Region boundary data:

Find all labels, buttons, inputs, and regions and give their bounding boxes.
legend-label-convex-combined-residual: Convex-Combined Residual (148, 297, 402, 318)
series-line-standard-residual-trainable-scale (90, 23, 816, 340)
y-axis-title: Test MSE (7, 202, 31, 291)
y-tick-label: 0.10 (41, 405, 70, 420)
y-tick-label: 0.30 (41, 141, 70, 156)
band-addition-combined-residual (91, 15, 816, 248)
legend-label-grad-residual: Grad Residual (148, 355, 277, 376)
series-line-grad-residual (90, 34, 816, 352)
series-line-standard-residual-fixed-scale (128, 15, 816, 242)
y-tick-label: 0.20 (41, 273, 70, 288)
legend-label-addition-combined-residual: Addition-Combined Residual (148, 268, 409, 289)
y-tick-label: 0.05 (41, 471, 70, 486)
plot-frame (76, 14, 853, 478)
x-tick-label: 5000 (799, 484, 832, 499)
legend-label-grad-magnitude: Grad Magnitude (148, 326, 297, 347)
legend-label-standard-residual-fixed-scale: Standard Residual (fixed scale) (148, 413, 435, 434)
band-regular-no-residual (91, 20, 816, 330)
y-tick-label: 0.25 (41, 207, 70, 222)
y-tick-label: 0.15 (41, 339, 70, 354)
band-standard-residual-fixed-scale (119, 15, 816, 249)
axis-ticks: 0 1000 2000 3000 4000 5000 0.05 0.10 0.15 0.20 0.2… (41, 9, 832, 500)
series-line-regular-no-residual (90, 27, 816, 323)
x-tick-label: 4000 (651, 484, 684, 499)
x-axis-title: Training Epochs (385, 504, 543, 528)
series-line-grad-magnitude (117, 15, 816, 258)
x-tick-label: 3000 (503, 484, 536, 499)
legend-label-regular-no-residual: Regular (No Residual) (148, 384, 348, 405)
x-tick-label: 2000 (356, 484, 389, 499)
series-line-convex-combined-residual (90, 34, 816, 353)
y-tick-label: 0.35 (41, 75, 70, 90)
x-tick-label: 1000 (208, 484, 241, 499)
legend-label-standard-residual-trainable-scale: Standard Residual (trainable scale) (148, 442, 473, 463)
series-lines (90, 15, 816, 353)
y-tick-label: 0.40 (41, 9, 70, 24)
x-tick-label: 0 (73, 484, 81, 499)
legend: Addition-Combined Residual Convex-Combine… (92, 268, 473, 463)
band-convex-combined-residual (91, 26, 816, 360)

#### Instructions to follow:
Copy every line of the listing above word for word.

#### Output of the exercise:
Find all labels, buttons, inputs, and regions and give their bounding boxes.
legend-label-convex-combined-residual: Convex-Combined Residual (148, 297, 402, 318)
series-line-standard-residual-trainable-scale (90, 23, 816, 340)
y-axis-title: Test MSE (7, 202, 31, 291)
y-tick-label: 0.10 (41, 405, 70, 420)
y-tick-label: 0.30 (41, 141, 70, 156)
band-addition-combined-residual (91, 15, 816, 248)
legend-label-grad-residual: Grad Residual (148, 355, 277, 376)
series-line-grad-residual (90, 34, 816, 352)
series-line-standard-residual-fixed-scale (128, 15, 816, 242)
y-tick-label: 0.20 (41, 273, 70, 288)
legend-label-addition-combined-residual: Addition-Combined Residual (148, 268, 409, 289)
y-tick-label: 0.05 (41, 471, 70, 486)
plot-frame (76, 14, 853, 478)
x-tick-label: 5000 (799, 484, 832, 499)
legend-label-grad-magnitude: Grad Magnitude (148, 326, 297, 347)
legend-label-standard-residual-fixed-scale: Standard Residual (fixed scale) (148, 413, 435, 434)
band-regular-no-residual (91, 20, 816, 330)
y-tick-label: 0.25 (41, 207, 70, 222)
y-tick-label: 0.15 (41, 339, 70, 354)
band-standard-residual-fixed-scale (119, 15, 816, 249)
axis-ticks: 0 1000 2000 3000 4000 5000 0.05 0.10 0.15 0.20 0.2… (41, 9, 832, 500)
series-line-regular-no-residual (90, 27, 816, 323)
x-tick-label: 4000 (651, 484, 684, 499)
x-axis-title: Training Epochs (385, 504, 543, 528)
series-line-grad-magnitude (117, 15, 816, 258)
x-tick-label: 3000 (503, 484, 536, 499)
legend-label-regular-no-residual: Regular (No Residual) (148, 384, 348, 405)
x-tick-label: 2000 (356, 484, 389, 499)
series-line-convex-combined-residual (90, 34, 816, 353)
y-tick-label: 0.35 (41, 75, 70, 90)
x-tick-label: 1000 (208, 484, 241, 499)
legend-label-standard-residual-trainable-scale: Standard Residual (trainable scale) (148, 442, 473, 463)
series-lines (90, 15, 816, 353)
y-tick-label: 0.40 (41, 9, 70, 24)
x-tick-label: 0 (73, 484, 81, 499)
legend: Addition-Combined Residual Convex-Combine… (92, 268, 473, 463)
band-convex-combined-residual (91, 26, 816, 360)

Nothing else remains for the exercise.